The listing must be reproduced in full, exactly as it stands.

## Stored data entries
*****

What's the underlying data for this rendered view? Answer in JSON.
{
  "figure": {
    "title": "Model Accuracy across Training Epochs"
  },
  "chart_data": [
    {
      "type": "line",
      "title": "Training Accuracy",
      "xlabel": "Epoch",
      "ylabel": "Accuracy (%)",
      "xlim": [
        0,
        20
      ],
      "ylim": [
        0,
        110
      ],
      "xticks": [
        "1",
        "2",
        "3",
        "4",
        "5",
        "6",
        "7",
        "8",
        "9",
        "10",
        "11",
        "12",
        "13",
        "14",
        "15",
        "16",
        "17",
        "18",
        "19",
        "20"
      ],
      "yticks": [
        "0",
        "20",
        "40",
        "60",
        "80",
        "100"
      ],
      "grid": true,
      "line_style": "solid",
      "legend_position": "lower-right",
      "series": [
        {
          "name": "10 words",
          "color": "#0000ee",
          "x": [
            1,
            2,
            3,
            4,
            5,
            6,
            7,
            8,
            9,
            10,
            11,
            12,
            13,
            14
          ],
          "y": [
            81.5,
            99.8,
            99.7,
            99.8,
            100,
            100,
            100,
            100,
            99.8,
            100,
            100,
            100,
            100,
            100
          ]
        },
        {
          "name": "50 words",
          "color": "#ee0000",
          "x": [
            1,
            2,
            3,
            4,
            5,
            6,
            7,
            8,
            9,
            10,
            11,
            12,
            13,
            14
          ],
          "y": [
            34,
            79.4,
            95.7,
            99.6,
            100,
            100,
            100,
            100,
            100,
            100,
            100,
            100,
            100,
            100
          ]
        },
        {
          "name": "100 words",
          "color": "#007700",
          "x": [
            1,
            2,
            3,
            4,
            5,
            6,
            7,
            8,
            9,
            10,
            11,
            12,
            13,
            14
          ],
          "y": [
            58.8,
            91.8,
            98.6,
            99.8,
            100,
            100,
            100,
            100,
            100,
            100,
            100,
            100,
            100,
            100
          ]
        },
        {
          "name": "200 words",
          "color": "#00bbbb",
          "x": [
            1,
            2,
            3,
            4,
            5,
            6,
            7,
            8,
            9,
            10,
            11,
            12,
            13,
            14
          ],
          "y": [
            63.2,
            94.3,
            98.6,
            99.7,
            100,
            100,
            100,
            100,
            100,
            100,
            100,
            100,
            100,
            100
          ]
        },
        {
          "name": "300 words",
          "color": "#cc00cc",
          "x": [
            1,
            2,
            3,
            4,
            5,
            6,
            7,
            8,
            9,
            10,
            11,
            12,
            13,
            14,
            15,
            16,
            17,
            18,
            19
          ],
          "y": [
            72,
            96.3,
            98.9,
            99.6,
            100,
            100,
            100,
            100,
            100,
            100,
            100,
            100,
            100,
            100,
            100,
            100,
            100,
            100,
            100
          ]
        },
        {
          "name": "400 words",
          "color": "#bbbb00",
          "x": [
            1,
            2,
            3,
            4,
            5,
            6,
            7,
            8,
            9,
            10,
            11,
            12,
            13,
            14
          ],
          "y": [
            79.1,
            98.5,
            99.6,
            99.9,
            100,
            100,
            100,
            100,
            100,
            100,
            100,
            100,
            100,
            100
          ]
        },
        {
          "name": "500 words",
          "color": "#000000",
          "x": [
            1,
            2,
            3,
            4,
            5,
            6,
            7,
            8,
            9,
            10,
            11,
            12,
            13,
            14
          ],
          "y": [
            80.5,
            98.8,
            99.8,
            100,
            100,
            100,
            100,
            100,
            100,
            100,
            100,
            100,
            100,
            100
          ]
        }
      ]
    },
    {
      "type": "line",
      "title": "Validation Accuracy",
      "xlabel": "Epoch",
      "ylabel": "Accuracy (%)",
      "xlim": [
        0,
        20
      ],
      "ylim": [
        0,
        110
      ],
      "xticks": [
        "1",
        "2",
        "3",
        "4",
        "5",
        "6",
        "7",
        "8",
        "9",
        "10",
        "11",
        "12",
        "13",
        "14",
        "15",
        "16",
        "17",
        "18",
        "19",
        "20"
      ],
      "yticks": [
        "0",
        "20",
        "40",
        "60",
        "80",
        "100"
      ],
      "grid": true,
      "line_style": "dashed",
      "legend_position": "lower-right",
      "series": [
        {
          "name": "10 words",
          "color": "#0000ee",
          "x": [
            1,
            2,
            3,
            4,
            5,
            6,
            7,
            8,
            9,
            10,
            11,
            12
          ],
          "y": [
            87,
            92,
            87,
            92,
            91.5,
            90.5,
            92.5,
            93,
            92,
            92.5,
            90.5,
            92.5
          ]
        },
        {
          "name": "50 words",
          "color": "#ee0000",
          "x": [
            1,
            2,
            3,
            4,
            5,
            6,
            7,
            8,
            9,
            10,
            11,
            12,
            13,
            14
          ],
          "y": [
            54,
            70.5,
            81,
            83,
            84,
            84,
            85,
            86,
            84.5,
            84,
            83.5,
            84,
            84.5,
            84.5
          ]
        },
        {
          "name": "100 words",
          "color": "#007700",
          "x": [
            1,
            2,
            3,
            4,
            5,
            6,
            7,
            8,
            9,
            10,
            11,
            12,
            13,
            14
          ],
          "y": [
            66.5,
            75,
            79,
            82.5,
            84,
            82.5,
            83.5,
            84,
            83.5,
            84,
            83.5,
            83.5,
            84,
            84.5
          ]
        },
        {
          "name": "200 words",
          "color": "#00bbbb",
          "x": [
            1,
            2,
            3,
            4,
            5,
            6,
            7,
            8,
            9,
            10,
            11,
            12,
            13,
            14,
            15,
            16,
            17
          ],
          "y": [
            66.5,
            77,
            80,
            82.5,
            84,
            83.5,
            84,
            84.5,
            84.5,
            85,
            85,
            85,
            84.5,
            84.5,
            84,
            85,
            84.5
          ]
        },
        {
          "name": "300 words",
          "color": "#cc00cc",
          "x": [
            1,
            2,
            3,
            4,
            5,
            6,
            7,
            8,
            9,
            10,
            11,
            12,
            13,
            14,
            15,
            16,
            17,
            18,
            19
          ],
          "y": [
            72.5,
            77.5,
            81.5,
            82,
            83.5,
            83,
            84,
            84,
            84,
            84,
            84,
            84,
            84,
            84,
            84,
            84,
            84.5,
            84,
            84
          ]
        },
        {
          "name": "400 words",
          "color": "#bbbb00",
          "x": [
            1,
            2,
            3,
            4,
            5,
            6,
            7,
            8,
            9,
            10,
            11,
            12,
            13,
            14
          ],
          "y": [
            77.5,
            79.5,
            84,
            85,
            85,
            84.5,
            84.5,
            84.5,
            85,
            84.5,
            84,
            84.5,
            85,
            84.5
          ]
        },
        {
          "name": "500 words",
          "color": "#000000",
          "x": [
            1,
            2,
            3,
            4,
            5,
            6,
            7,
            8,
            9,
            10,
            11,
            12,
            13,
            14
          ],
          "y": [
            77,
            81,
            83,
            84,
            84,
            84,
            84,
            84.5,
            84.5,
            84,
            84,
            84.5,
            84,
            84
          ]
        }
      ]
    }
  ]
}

*****

## RESPONSE TO THIS TASK
What's the underlying data for this rendered view? Answer in JSON.
{
  "figure": {
    "title": "Model Accuracy across Training Epochs"
  },
  "chart_data": [
    {
      "type": "line",
      "title": "Training Accuracy",
      "xlabel": "Epoch",
      "ylabel": "Accuracy (%)",
      "xlim": [
        0,
        20
      ],
      "ylim": [
        0,
        110
      ],
      "xticks": [
        "1",
        "2",
        "3",
        "4",
        "5",
        "6",
        "7",
        "8",
        "9",
        "10",
        "11",
        "12",
        "13",
        "14",
        "15",
        "16",
        "17",
        "18",
        "19",
        "20"
      ],
      "yticks": [
        "0",
        "20",
        "40",
        "60",
        "80",
        "100"
      ],
      "grid": true,
      "line_style": "solid",
      "legend_position": "lower-right",
      "series": [
        {
          "name": "10 words",
          "color": "#0000ee",
          "x": [
            1,
            2,
            3,
            4,
            5,
            6,
            7,
            8,
            9,
            10,
            11,
            12,
            13,
            14
          ],
          "y": [
            81.5,
            99.8,
            99.7,
            99.8,
            100,
            100,
            100,
            100,
            99.8,
            100,
            100,
            100,
            100,
            100
          ]
        },
        {
          "name": "50 words",
          "color": "#ee0000",
          "x": [
            1,
            2,
            3,
            4,
            5,
            6,
            7,
            8,
            9,
            10,
            11,
            12,
            13,
            14
          ],
          "y": [
            34,
            79.4,
            95.7,
            99.6,
            100,
            100,
            100,
            100,
            100,
            100,
            100,
            100,
            100,
            100
          ]
        },
        {
          "name": "100 words",
          "color": "#007700",
          "x": [
            1,
            2,
            3,
            4,
            5,
            6,
            7,
            8,
            9,
            10,
            11,
            12,
            13,
            14
          ],
          "y": [
            58.8,
            91.8,
            98.6,
            99.8,
            100,
            100,
            100,
            100,
            100,
            100,
            100,
            100,
            100,
            100
          ]
        },
        {
          "name": "200 words",
          "color": "#00bbbb",
          "x": [
            1,
            2,
            3,
            4,
            5,
            6,
            7,
            8,
            9,
            10,
            11,
            12,
            13,
            14
          ],
          "y": [
            63.2,
            94.3,
            98.6,
            99.7,
            100,
            100,
            100,
            100,
            100,
            100,
            100,
            100,
            100,
            100
          ]
        },
        {
          "name": "300 words",
          "color": "#cc00cc",
          "x": [
            1,
            2,
            3,
            4,
            5,
            6,
            7,
            8,
            9,
            10,
            11,
            12,
            13,
            14,
            15,
            16,
            17,
            18,
            19
          ],
          "y": [
            72,
            96.3,
            98.9,
            99.6,
            100,
            100,
            100,
            100,
            100,
            100,
            100,
            100,
            100,
            100,
            100,
            100,
            100,
            100,
            100
          ]
        },
        {
          "name": "400 words",
          "color": "#bbbb00",
          "x": [
            1,
            2,
            3,
            4,
            5,
            6,
            7,
            8,
            9,
            10,
            11,
            12,
            13,
            14
          ],
          "y": [
            79.1,
            98.5,
            99.6,
            99.9,
            100,
            100,
            100,
            100,
            100,
            100,
            100,
            100,
            100,
            100
          ]
        },
        {
          "name": "500 words",
          "color": "#000000",
          "x": [
            1,
            2,
            3,
            4,
            5,
            6,
            7,
            8,
            9,
            10,
            11,
            12,
            13,
            14
          ],
          "y": [
            80.5,
            98.8,
            99.8,
            100,
            100,
            100,
            100,
            100,
            100,
            100,
            100,
            100,
            100,
            100
          ]
        }
      ]
    },
    {
      "type": "line",
      "title": "Validation Accuracy",
      "xlabel": "Epoch",
      "ylabel": "Accuracy (%)",
      "xlim": [
        0,
        20
      ],
      "ylim": [
        0,
        110
      ],
      "xticks": [
        "1",
        "2",
        "3",
        "4",
        "5",
        "6",
        "7",
        "8",
        "9",
        "10",
        "11",
        "12",
        "13",
        "14",
        "15",
        "16",
        "17",
        "18",
        "19",
        "20"
      ],
      "yticks": [
        "0",
        "20",
        "40",
        "60",
        "80",
        "100"
      ],
      "grid": true,
      "line_style": "dashed",
      "legend_position": "lower-right",
      "series": [
        {
          "name": "10 words",
          "color": "#0000ee",
          "x": [
            1,
            2,
            3,
            4,
            5,
            6,
            7,
            8,
            9,
            10,
            11,
            12
          ],
          "y": [
            87,
            92,
            87,
            92,
            91.5,
            90.5,
            92.5,
            93,
            92,
            92.5,
            90.5,
            92.5
          ]
        },
        {
          "name": "50 words",
          "color": "#ee0000",
          "x": [
            1,
            2,
            3,
            4,
            5,
            6,
            7,
            8,
            9,
            10,
            11,
            12,
            13,
            14
          ],
          "y": [
            54,
            70.5,
            81,
            83,
            84,
            84,
            85,
            86,
            84.5,
            84,
            83.5,
            84,
            84.5,
            84.5
          ]
        },
        {
          "name": "100 words",
          "color": "#007700",
          "x": [
            1,
            2,
            3,
            4,
            5,
            6,
            7,
            8,
            9,
            10,
            11,
            12,
            13,
            14
          ],
          "y": [
            66.5,
            75,
            79,
            82.5,
            84,
            82.5,
            83.5,
            84,
            83.5,
            84,
            83.5,
            83.5,
            84,
            84.5
          ]
        },
        {
          "name": "200 words",
          "color": "#00bbbb",
          "x": [
            1,
            2,
            3,
            4,
            5,
            6,
            7,
            8,
            9,
            10,
            11,
            12,
            13,
            14,
            15,
            16,
            17
          ],
          "y": [
            66.5,
            77,
            80,
            82.5,
            84,
            83.5,
            84,
            84.5,
            84.5,
            85,
            85,
            85,
            84.5,
            84.5,
            84,
            85,
            84.5
          ]
        },
        {
          "name": "300 words",
          "color": "#cc00cc",
          "x": [
            1,
            2,
            3,
            4,
            5,
            6,
            7,
            8,
            9,
            10,
            11,
            12,
            13,
            14,
            15,
            16,
            17,
            18,
            19
          ],
          "y": [
            72.5,
            77.5,
            81.5,
            82,
            83.5,
            83,
            84,
            84,
            84,
            84,
            84,
            84,
            84,
            84,
            84,
            84,
            84.5,
            84,
            84
          ]
        },
        {
          "name": "400 words",
          "color": "#bbbb00",
          "x": [
            1,
            2,
            3,
            4,
            5,
            6,
            7,
            8,
            9,
            10,
            11,
            12,
            13,
            14
          ],
          "y": [
            77.5,
            79.5,
            84,
            85,
            85,
            84.5,
            84.5,
            84.5,
            85,
            84.5,
            84,
            84.5,
            85,
            84.5
          ]
        },
        {
          "name": "500 words",
          "color": "#000000",
          "x": [
            1,
            2,
            3,
            4,
            5,
            6,
            7,
            8,
            9,
            10,
            11,
            12,
            13,
            14
          ],
          "y": [
            77,
            81,
            83,
            84,
            84,
            84,
            84,
            84.5,
            84.5,
            84,
            84,
            84.5,
            84,
            84
          ]
        }
      ]
    }
  ]
}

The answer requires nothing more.